- _REQUIREMENTS_
Extract, from the listing that follows, each line containing the word "screenshot".

- _Chart and figure data_
════════════════════
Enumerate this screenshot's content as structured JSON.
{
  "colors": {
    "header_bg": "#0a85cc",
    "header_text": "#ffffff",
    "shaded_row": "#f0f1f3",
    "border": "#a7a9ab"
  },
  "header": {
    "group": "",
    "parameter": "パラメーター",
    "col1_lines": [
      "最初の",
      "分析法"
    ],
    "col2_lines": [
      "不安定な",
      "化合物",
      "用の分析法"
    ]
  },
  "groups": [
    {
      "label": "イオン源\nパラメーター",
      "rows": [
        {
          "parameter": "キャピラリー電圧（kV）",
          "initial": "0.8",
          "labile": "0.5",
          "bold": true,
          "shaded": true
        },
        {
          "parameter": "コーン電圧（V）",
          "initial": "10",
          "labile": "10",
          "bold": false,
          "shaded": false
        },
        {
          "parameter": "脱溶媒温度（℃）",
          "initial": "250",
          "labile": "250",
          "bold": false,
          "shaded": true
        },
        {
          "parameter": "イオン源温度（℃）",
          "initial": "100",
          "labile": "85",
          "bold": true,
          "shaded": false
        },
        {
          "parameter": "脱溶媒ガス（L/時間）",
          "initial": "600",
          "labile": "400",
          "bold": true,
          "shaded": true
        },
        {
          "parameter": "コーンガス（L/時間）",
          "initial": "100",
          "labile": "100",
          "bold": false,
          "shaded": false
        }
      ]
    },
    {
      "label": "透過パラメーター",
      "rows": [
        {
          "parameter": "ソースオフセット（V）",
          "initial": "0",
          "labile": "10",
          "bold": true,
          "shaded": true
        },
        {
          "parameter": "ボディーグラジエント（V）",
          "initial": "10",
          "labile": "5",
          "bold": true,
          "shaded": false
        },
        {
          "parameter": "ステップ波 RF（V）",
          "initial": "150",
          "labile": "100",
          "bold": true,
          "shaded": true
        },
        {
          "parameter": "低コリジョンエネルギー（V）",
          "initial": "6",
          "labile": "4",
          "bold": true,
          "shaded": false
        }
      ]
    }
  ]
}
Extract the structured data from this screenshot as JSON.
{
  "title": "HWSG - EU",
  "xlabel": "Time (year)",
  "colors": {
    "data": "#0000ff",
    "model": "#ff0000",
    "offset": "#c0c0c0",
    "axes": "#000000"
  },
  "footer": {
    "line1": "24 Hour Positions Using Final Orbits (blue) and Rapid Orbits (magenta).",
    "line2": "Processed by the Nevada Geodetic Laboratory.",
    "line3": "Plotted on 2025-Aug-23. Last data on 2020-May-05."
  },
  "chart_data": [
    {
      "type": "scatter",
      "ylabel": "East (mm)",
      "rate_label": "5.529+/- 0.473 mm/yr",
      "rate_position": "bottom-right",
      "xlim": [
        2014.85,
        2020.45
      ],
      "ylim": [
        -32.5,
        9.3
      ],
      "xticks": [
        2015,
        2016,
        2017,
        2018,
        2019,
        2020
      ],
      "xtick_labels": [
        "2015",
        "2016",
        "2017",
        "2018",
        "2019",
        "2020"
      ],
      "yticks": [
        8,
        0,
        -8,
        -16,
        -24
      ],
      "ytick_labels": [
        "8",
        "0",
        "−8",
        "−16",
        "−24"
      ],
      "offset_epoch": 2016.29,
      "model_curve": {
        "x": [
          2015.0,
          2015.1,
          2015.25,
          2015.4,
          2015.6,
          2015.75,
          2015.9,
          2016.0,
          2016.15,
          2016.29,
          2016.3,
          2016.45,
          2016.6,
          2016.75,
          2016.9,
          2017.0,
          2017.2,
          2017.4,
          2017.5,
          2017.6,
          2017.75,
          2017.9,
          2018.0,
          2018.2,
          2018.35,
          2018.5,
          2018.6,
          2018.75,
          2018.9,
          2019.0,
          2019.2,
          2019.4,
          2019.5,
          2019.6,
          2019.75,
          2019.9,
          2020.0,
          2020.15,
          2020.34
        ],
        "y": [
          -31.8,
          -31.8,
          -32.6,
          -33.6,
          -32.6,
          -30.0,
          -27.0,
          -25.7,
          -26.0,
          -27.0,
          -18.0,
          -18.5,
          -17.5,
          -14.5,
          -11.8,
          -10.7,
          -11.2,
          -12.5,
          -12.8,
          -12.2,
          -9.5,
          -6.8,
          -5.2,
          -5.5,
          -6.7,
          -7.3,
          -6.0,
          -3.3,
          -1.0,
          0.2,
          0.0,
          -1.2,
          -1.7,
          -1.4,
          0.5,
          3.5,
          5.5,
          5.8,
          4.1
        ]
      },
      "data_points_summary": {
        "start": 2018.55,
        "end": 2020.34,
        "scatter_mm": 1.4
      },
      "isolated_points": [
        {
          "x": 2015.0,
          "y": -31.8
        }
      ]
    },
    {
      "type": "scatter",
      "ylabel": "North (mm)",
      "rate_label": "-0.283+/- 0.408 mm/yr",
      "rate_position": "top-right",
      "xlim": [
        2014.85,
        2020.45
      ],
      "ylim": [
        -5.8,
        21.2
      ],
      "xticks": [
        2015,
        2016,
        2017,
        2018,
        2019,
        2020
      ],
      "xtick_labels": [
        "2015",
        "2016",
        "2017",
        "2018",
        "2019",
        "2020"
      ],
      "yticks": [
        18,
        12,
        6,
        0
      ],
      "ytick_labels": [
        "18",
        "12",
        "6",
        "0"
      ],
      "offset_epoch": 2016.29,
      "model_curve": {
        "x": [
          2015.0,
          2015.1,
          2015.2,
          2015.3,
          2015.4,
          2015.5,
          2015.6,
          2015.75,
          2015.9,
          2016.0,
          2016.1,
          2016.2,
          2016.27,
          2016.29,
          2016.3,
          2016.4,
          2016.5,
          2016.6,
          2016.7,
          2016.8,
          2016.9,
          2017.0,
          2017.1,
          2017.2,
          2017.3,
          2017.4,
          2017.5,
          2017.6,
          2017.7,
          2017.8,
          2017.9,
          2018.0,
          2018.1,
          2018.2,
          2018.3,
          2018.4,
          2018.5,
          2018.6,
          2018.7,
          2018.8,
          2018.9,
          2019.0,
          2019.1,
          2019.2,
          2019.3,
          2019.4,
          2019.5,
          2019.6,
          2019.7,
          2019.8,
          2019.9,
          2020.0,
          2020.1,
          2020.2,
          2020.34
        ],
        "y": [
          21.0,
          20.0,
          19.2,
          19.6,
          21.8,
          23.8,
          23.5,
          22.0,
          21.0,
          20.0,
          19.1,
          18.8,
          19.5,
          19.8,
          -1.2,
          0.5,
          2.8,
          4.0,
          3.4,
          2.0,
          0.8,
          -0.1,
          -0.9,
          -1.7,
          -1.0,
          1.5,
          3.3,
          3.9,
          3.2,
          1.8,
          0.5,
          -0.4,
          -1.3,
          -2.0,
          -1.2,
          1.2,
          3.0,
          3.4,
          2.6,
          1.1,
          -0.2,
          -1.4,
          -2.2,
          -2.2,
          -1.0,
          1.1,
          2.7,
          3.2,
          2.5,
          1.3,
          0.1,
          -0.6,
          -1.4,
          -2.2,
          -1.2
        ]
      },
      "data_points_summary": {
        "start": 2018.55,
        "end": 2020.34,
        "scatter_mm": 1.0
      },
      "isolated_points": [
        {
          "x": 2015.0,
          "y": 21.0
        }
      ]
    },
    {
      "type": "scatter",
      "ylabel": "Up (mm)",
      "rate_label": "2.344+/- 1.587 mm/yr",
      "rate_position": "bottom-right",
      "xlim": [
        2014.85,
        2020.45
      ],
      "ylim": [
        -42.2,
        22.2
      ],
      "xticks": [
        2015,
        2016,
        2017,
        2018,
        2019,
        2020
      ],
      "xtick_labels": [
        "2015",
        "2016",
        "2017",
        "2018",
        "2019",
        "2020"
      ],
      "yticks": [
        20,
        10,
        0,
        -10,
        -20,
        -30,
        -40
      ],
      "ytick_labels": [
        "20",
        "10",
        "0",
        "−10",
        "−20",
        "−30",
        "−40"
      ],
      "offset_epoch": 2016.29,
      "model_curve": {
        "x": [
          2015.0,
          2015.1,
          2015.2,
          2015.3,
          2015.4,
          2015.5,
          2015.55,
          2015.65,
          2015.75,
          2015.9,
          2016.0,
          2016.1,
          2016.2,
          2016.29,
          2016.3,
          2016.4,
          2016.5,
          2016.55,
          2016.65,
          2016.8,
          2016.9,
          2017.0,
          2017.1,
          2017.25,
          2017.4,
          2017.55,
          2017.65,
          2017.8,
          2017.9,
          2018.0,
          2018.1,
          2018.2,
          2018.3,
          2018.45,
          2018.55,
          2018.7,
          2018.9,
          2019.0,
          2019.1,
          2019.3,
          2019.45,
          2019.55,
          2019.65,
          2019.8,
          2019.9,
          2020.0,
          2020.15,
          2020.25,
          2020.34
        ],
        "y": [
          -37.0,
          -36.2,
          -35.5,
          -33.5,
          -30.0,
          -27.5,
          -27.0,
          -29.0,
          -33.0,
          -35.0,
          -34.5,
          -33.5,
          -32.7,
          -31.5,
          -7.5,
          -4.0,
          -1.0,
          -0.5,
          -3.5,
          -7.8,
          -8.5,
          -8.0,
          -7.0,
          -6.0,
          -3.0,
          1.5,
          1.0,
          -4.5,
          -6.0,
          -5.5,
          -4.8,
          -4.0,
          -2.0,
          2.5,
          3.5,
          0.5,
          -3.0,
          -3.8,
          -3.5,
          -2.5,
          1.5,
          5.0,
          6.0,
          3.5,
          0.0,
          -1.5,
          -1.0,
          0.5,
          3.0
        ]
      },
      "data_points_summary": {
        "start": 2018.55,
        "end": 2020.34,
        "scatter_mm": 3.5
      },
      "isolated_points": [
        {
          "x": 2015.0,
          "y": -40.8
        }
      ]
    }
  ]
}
════════════════════
- _IN RESPONSE_
Enumerate this screenshot's content as structured JSON.
Extract the structured data from this screenshot as JSON.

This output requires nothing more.